>> START EXTRACTED ENTRIES
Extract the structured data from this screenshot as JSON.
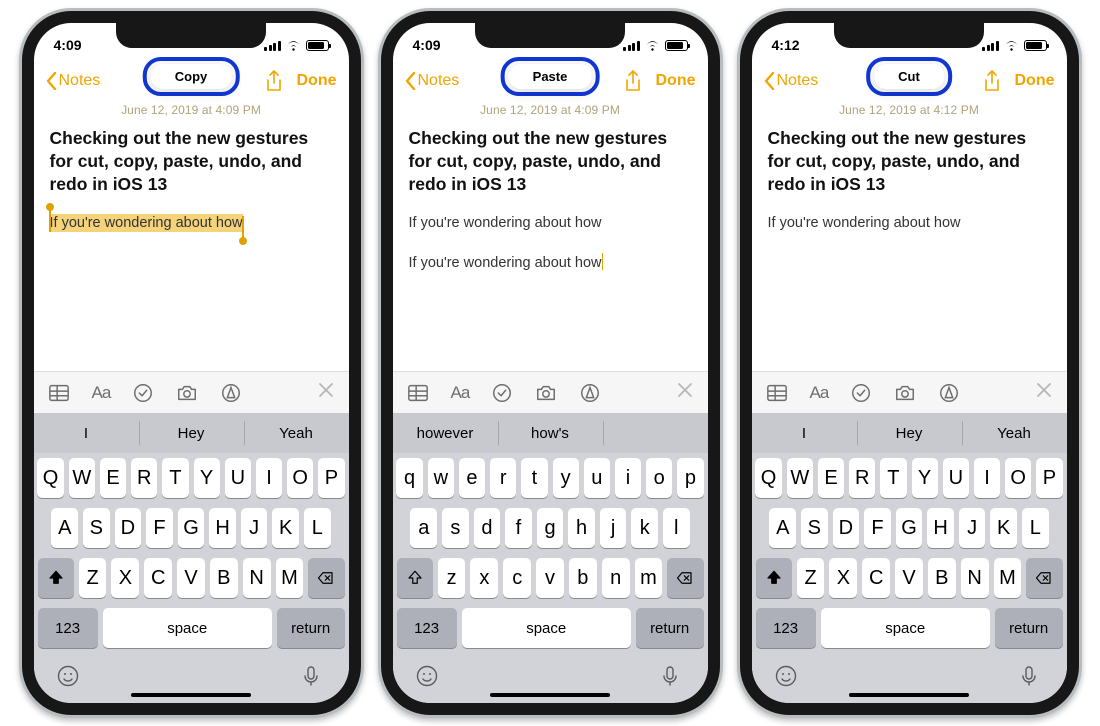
{
  "phones": [
    {
      "id": "copy",
      "status_time": "4:09",
      "toast": "Copy",
      "back_label": "Notes",
      "done_label": "Done",
      "date": "June 12, 2019 at 4:09 PM",
      "note_title": "Checking out the new gestures for cut, copy, paste, undo, and redo in  iOS 13",
      "body_lines": [
        "If you're wondering about how"
      ],
      "selection_on_line": 0,
      "caret_after_line": null,
      "keyboard_case": "upper",
      "shift_active": true,
      "predictions": [
        "I",
        "Hey",
        "Yeah"
      ],
      "row1": [
        "Q",
        "W",
        "E",
        "R",
        "T",
        "Y",
        "U",
        "I",
        "O",
        "P"
      ],
      "row2": [
        "A",
        "S",
        "D",
        "F",
        "G",
        "H",
        "J",
        "K",
        "L"
      ],
      "row3": [
        "Z",
        "X",
        "C",
        "V",
        "B",
        "N",
        "M"
      ],
      "key_123": "123",
      "key_space": "space",
      "key_return": "return"
    },
    {
      "id": "paste",
      "status_time": "4:09",
      "toast": "Paste",
      "back_label": "Notes",
      "done_label": "Done",
      "date": "June 12, 2019 at 4:09 PM",
      "note_title": "Checking out the new gestures for cut, copy, paste, undo, and redo in  iOS 13",
      "body_lines": [
        "If you're wondering about how",
        "",
        "If you're wondering about how"
      ],
      "selection_on_line": null,
      "caret_after_line": 2,
      "keyboard_case": "lower",
      "shift_active": false,
      "predictions": [
        "however",
        "how's",
        ""
      ],
      "row1": [
        "q",
        "w",
        "e",
        "r",
        "t",
        "y",
        "u",
        "i",
        "o",
        "p"
      ],
      "row2": [
        "a",
        "s",
        "d",
        "f",
        "g",
        "h",
        "j",
        "k",
        "l"
      ],
      "row3": [
        "z",
        "x",
        "c",
        "v",
        "b",
        "n",
        "m"
      ],
      "key_123": "123",
      "key_space": "space",
      "key_return": "return"
    },
    {
      "id": "cut",
      "status_time": "4:12",
      "toast": "Cut",
      "back_label": "Notes",
      "done_label": "Done",
      "date": "June 12, 2019 at 4:12 PM",
      "note_title": "Checking out the new gestures for cut, copy, paste, undo, and redo in  iOS 13",
      "body_lines": [
        "If you're wondering about how"
      ],
      "selection_on_line": null,
      "caret_after_line": null,
      "keyboard_case": "upper",
      "shift_active": true,
      "predictions": [
        "I",
        "Hey",
        "Yeah"
      ],
      "row1": [
        "Q",
        "W",
        "E",
        "R",
        "T",
        "Y",
        "U",
        "I",
        "O",
        "P"
      ],
      "row2": [
        "A",
        "S",
        "D",
        "F",
        "G",
        "H",
        "J",
        "K",
        "L"
      ],
      "row3": [
        "Z",
        "X",
        "C",
        "V",
        "B",
        "N",
        "M"
      ],
      "key_123": "123",
      "key_space": "space",
      "key_return": "return"
    }
  ]
}
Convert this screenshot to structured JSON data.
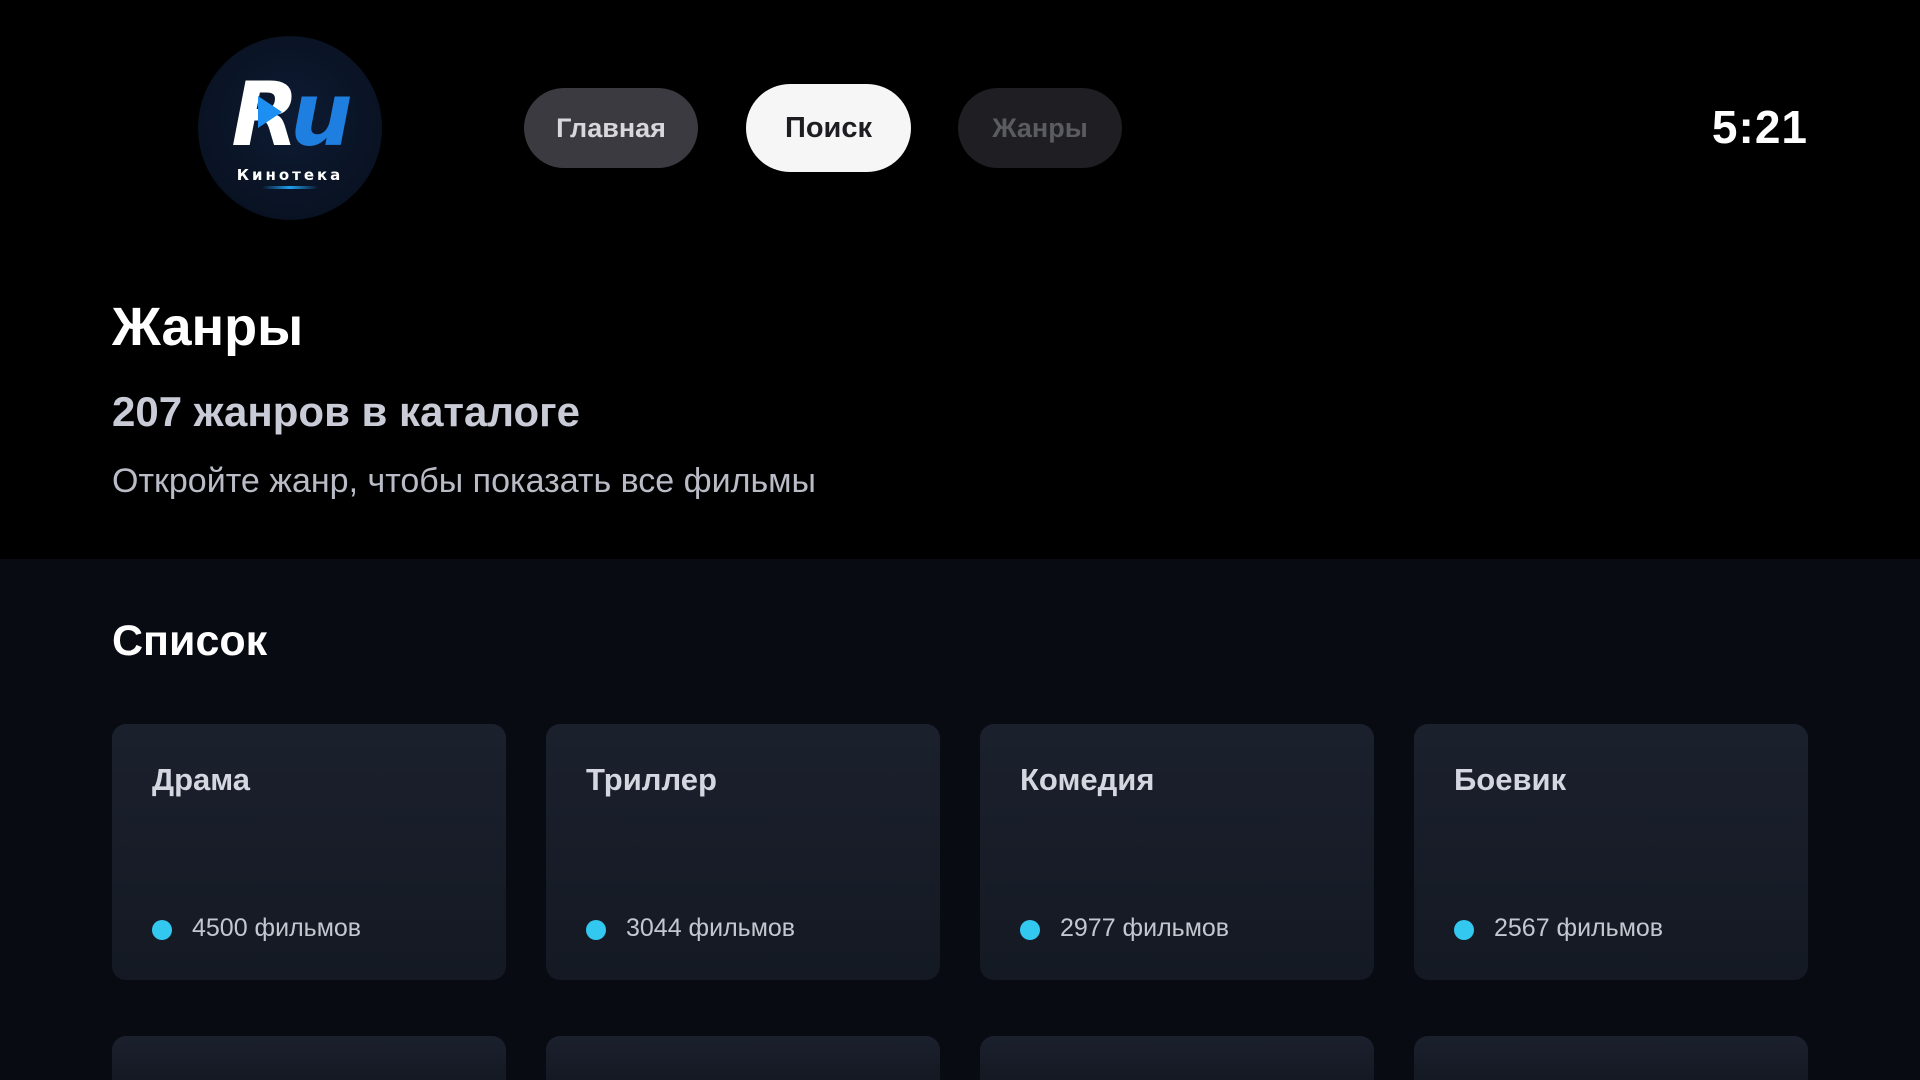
>> END EXTRACTED ENTRIES
- **TASK REQUIREMENTS**: All of the entries above should be duplicated exactly, except for the pictures.

- **SOLUTION TO THIS PROBLEM**:
Extract the structured data from this screenshot as JSON.
{
  "phones": [
    {
      "id": "copy",
      "status_time": "4:09",
      "toast": "Copy",
      "back_label": "Notes",
      "done_label": "Done",
      "date": "June 12, 2019 at 4:09 PM",
      "note_title": "Checking out the new gestures for cut, copy, paste, undo, and redo in  iOS 13",
      "body_lines": [
        "If you're wondering about how"
      ],
      "selection_on_line": 0,
      "caret_after_line": null,
      "keyboard_case": "upper",
      "shift_active": true,
      "predictions": [
        "I",
        "Hey",
        "Yeah"
      ],
      "row1": [
        "Q",
        "W",
        "E",
        "R",
        "T",
        "Y",
        "U",
        "I",
        "O",
        "P"
      ],
      "row2": [
        "A",
        "S",
        "D",
        "F",
        "G",
        "H",
        "J",
        "K",
        "L"
      ],
      "row3": [
        "Z",
        "X",
        "C",
        "V",
        "B",
        "N",
        "M"
      ],
      "key_123": "123",
      "key_space": "space",
      "key_return": "return"
    },
    {
      "id": "paste",
      "status_time": "4:09",
      "toast": "Paste",
      "back_label": "Notes",
      "done_label": "Done",
      "date": "June 12, 2019 at 4:09 PM",
      "note_title": "Checking out the new gestures for cut, copy, paste, undo, and redo in  iOS 13",
      "body_lines": [
        "If you're wondering about how",
        "",
        "If you're wondering about how"
      ],
      "selection_on_line": null,
      "caret_after_line": 2,
      "keyboard_case": "lower",
      "shift_active": false,
      "predictions": [
        "however",
        "how's",
        ""
      ],
      "row1": [
        "q",
        "w",
        "e",
        "r",
        "t",
        "y",
        "u",
        "i",
        "o",
        "p"
      ],
      "row2": [
        "a",
        "s",
        "d",
        "f",
        "g",
        "h",
        "j",
        "k",
        "l"
      ],
      "row3": [
        "z",
        "x",
        "c",
        "v",
        "b",
        "n",
        "m"
      ],
      "key_123": "123",
      "key_space": "space",
      "key_return": "return"
    },
    {
      "id": "cut",
      "status_time": "4:12",
      "toast": "Cut",
      "back_label": "Notes",
      "done_label": "Done",
      "date": "June 12, 2019 at 4:12 PM",
      "note_title": "Checking out the new gestures for cut, copy, paste, undo, and redo in  iOS 13",
      "body_lines": [
        "If you're wondering about how"
      ],
      "selection_on_line": null,
      "caret_after_line": null,
      "keyboard_case": "upper",
      "shift_active": true,
      "predictions": [
        "I",
        "Hey",
        "Yeah"
      ],
      "row1": [
        "Q",
        "W",
        "E",
        "R",
        "T",
        "Y",
        "U",
        "I",
        "O",
        "P"
      ],
      "row2": [
        "A",
        "S",
        "D",
        "F",
        "G",
        "H",
        "J",
        "K",
        "L"
      ],
      "row3": [
        "Z",
        "X",
        "C",
        "V",
        "B",
        "N",
        "M"
      ],
      "key_123": "123",
      "key_space": "space",
      "key_return": "return"
    }
  ]
}
Convert this screenshot to structured JSON data.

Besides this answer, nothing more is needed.